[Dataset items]
================

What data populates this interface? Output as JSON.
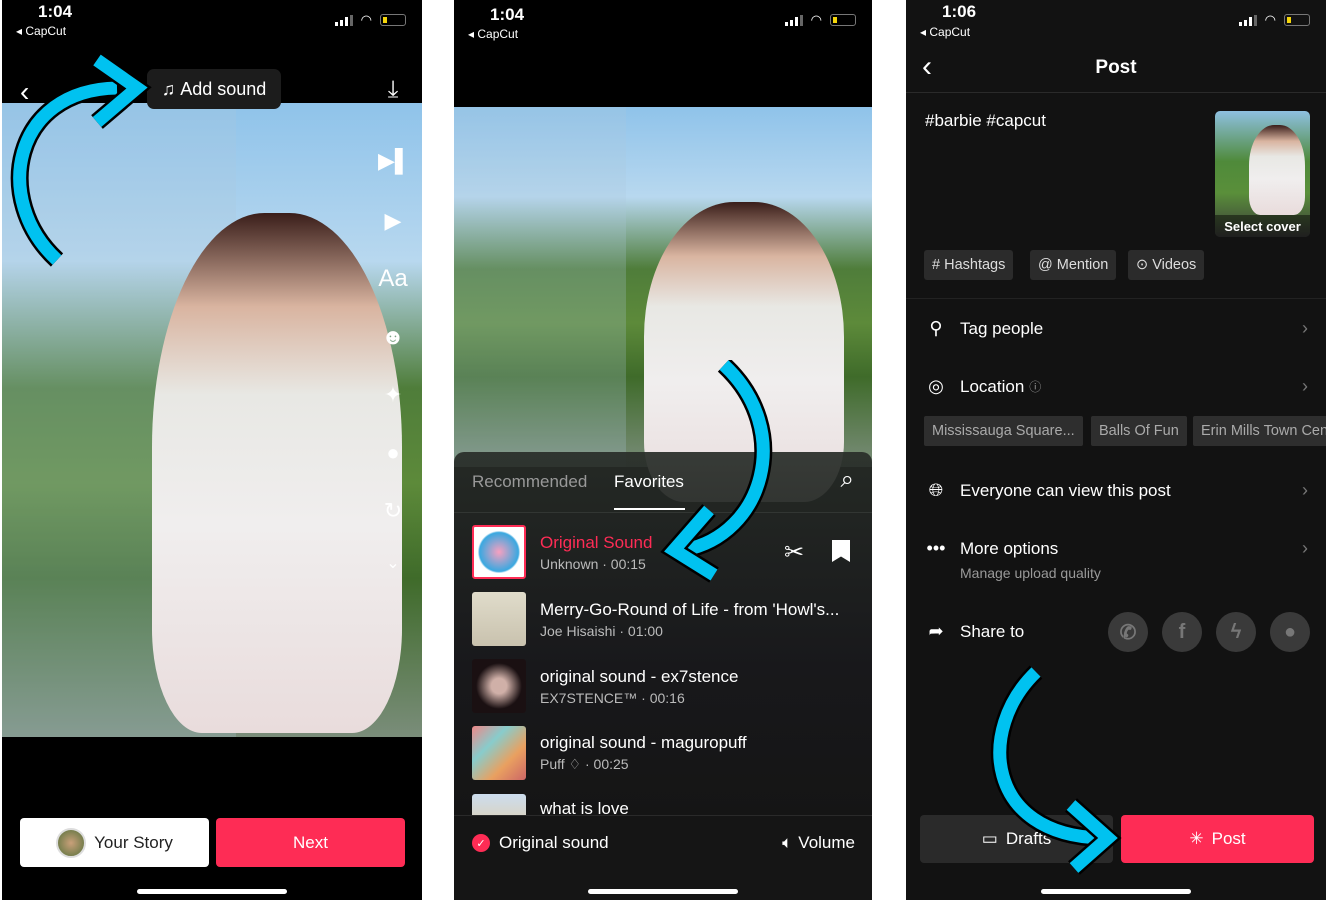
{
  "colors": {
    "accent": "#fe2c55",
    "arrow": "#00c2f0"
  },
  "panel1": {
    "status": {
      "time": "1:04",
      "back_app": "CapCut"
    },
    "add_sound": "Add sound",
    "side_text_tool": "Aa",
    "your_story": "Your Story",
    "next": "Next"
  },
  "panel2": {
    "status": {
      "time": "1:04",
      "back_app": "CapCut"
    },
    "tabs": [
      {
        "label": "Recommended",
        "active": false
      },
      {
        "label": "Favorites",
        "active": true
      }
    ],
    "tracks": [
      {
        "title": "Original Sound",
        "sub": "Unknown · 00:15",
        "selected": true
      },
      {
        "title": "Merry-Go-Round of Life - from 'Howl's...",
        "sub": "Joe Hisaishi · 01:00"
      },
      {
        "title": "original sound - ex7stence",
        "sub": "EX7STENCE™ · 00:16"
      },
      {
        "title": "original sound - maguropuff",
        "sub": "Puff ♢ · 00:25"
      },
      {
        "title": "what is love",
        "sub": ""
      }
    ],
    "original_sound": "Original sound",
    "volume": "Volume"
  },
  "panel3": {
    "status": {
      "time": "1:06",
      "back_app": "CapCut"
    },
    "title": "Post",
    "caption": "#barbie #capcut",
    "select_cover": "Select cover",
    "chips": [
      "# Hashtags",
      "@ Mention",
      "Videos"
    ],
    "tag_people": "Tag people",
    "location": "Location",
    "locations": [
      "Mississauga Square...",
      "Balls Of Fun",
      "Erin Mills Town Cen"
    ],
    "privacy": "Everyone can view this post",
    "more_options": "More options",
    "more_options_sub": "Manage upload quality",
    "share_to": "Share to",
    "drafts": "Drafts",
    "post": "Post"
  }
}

================

• _Job_
Across the records, how many lines contain "label"? Only the number should be given.

• _Task result_
2